___ Task inputs
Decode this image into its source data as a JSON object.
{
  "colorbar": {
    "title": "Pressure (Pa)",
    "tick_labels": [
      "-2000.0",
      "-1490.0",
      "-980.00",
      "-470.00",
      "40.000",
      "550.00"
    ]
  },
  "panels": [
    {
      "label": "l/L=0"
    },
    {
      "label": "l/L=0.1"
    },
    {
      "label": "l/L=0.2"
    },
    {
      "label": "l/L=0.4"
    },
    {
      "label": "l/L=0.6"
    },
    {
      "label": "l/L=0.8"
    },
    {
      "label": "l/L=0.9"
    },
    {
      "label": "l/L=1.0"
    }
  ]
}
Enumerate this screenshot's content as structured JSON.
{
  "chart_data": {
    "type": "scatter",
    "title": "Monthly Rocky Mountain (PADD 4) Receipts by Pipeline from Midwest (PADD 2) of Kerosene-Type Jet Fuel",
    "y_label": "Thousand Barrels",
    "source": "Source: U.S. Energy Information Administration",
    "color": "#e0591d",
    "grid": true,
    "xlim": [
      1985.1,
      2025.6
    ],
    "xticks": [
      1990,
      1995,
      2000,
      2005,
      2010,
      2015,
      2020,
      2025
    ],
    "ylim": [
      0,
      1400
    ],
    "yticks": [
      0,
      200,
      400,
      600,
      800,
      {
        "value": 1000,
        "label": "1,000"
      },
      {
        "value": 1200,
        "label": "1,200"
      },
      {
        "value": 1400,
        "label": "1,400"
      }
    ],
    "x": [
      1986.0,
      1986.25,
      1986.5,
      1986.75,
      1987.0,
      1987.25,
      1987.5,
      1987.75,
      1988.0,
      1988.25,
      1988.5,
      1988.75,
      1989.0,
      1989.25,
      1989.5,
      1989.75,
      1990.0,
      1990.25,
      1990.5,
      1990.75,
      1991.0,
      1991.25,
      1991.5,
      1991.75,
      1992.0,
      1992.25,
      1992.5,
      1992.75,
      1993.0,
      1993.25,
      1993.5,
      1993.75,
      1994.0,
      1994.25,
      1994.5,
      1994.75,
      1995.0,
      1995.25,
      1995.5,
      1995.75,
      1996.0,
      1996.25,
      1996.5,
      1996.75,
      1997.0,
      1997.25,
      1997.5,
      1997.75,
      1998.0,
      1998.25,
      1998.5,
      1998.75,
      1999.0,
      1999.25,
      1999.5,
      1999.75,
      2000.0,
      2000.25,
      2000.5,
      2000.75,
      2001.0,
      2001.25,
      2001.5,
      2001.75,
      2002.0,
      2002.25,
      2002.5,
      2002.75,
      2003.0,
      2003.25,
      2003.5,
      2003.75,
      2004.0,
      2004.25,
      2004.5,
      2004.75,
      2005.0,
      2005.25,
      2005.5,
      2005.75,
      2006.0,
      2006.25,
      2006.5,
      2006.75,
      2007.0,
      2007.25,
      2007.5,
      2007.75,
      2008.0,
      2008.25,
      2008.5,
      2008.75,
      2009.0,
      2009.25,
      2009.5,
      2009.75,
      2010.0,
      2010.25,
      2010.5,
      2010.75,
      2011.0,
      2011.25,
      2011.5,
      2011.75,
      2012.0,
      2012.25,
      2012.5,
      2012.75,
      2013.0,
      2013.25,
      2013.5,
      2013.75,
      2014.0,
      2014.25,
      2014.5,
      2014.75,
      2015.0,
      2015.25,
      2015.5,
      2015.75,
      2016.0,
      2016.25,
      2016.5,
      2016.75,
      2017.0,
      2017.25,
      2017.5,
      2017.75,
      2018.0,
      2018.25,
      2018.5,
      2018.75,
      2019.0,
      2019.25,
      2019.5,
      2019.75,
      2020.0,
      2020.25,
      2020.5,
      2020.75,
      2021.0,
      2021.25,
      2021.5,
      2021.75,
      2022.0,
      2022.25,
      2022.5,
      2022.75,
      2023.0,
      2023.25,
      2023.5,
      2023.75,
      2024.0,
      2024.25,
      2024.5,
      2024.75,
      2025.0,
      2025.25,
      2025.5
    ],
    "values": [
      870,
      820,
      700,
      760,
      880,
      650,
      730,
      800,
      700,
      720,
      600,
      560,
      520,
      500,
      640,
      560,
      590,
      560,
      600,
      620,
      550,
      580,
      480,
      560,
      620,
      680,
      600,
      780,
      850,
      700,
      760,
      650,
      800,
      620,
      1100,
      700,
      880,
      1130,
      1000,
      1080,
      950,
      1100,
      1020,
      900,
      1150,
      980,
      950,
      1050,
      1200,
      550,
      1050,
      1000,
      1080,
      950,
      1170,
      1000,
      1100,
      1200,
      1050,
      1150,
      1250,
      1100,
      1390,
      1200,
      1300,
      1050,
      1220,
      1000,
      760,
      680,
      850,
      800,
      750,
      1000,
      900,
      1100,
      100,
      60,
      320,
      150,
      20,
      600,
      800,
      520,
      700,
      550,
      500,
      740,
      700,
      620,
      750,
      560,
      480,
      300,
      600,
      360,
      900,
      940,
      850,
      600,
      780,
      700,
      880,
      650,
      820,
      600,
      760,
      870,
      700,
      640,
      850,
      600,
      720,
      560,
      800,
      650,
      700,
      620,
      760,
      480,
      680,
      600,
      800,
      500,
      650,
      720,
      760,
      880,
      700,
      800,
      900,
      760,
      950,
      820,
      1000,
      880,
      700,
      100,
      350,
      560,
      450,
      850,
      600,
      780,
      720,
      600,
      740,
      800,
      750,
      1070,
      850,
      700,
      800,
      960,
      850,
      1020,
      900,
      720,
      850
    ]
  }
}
______
[Exercise task]
Every line above should be printed again exactly as it stands.

[Reply]
Decode this image into its source data as a JSON object.
{
  "colorbar": {
    "title": "Pressure (Pa)",
    "tick_labels": [
      "-2000.0",
      "-1490.0",
      "-980.00",
      "-470.00",
      "40.000",
      "550.00"
    ]
  },
  "panels": [
    {
      "label": "l/L=0"
    },
    {
      "label": "l/L=0.1"
    },
    {
      "label": "l/L=0.2"
    },
    {
      "label": "l/L=0.4"
    },
    {
      "label": "l/L=0.6"
    },
    {
      "label": "l/L=0.8"
    },
    {
      "label": "l/L=0.9"
    },
    {
      "label": "l/L=1.0"
    }
  ]
}
Enumerate this screenshot's content as structured JSON.
{
  "chart_data": {
    "type": "scatter",
    "title": "Monthly Rocky Mountain (PADD 4) Receipts by Pipeline from Midwest (PADD 2) of Kerosene-Type Jet Fuel",
    "y_label": "Thousand Barrels",
    "source": "Source: U.S. Energy Information Administration",
    "color": "#e0591d",
    "grid": true,
    "xlim": [
      1985.1,
      2025.6
    ],
    "xticks": [
      1990,
      1995,
      2000,
      2005,
      2010,
      2015,
      2020,
      2025
    ],
    "ylim": [
      0,
      1400
    ],
    "yticks": [
      0,
      200,
      400,
      600,
      800,
      {
        "value": 1000,
        "label": "1,000"
      },
      {
        "value": 1200,
        "label": "1,200"
      },
      {
        "value": 1400,
        "label": "1,400"
      }
    ],
    "x": [
      1986.0,
      1986.25,
      1986.5,
      1986.75,
      1987.0,
      1987.25,
      1987.5,
      1987.75,
      1988.0,
      1988.25,
      1988.5,
      1988.75,
      1989.0,
      1989.25,
      1989.5,
      1989.75,
      1990.0,
      1990.25,
      1990.5,
      1990.75,
      1991.0,
      1991.25,
      1991.5,
      1991.75,
      1992.0,
      1992.25,
      1992.5,
      1992.75,
      1993.0,
      1993.25,
      1993.5,
      1993.75,
      1994.0,
      1994.25,
      1994.5,
      1994.75,
      1995.0,
      1995.25,
      1995.5,
      1995.75,
      1996.0,
      1996.25,
      1996.5,
      1996.75,
      1997.0,
      1997.25,
      1997.5,
      1997.75,
      1998.0,
      1998.25,
      1998.5,
      1998.75,
      1999.0,
      1999.25,
      1999.5,
      1999.75,
      2000.0,
      2000.25,
      2000.5,
      2000.75,
      2001.0,
      2001.25,
      2001.5,
      2001.75,
      2002.0,
      2002.25,
      2002.5,
      2002.75,
      2003.0,
      2003.25,
      2003.5,
      2003.75,
      2004.0,
      2004.25,
      2004.5,
      2004.75,
      2005.0,
      2005.25,
      2005.5,
      2005.75,
      2006.0,
      2006.25,
      2006.5,
      2006.75,
      2007.0,
      2007.25,
      2007.5,
      2007.75,
      2008.0,
      2008.25,
      2008.5,
      2008.75,
      2009.0,
      2009.25,
      2009.5,
      2009.75,
      2010.0,
      2010.25,
      2010.5,
      2010.75,
      2011.0,
      2011.25,
      2011.5,
      2011.75,
      2012.0,
      2012.25,
      2012.5,
      2012.75,
      2013.0,
      2013.25,
      2013.5,
      2013.75,
      2014.0,
      2014.25,
      2014.5,
      2014.75,
      2015.0,
      2015.25,
      2015.5,
      2015.75,
      2016.0,
      2016.25,
      2016.5,
      2016.75,
      2017.0,
      2017.25,
      2017.5,
      2017.75,
      2018.0,
      2018.25,
      2018.5,
      2018.75,
      2019.0,
      2019.25,
      2019.5,
      2019.75,
      2020.0,
      2020.25,
      2020.5,
      2020.75,
      2021.0,
      2021.25,
      2021.5,
      2021.75,
      2022.0,
      2022.25,
      2022.5,
      2022.75,
      2023.0,
      2023.25,
      2023.5,
      2023.75,
      2024.0,
      2024.25,
      2024.5,
      2024.75,
      2025.0,
      2025.25,
      2025.5
    ],
    "values": [
      870,
      820,
      700,
      760,
      880,
      650,
      730,
      800,
      700,
      720,
      600,
      560,
      520,
      500,
      640,
      560,
      590,
      560,
      600,
      620,
      550,
      580,
      480,
      560,
      620,
      680,
      600,
      780,
      850,
      700,
      760,
      650,
      800,
      620,
      1100,
      700,
      880,
      1130,
      1000,
      1080,
      950,
      1100,
      1020,
      900,
      1150,
      980,
      950,
      1050,
      1200,
      550,
      1050,
      1000,
      1080,
      950,
      1170,
      1000,
      1100,
      1200,
      1050,
      1150,
      1250,
      1100,
      1390,
      1200,
      1300,
      1050,
      1220,
      1000,
      760,
      680,
      850,
      800,
      750,
      1000,
      900,
      1100,
      100,
      60,
      320,
      150,
      20,
      600,
      800,
      520,
      700,
      550,
      500,
      740,
      700,
      620,
      750,
      560,
      480,
      300,
      600,
      360,
      900,
      940,
      850,
      600,
      780,
      700,
      880,
      650,
      820,
      600,
      760,
      870,
      700,
      640,
      850,
      600,
      720,
      560,
      800,
      650,
      700,
      620,
      760,
      480,
      680,
      600,
      800,
      500,
      650,
      720,
      760,
      880,
      700,
      800,
      900,
      760,
      950,
      820,
      1000,
      880,
      700,
      100,
      350,
      560,
      450,
      850,
      600,
      780,
      720,
      600,
      740,
      800,
      750,
      1070,
      850,
      700,
      800,
      960,
      850,
      1020,
      900,
      720,
      850
    ]
  }
}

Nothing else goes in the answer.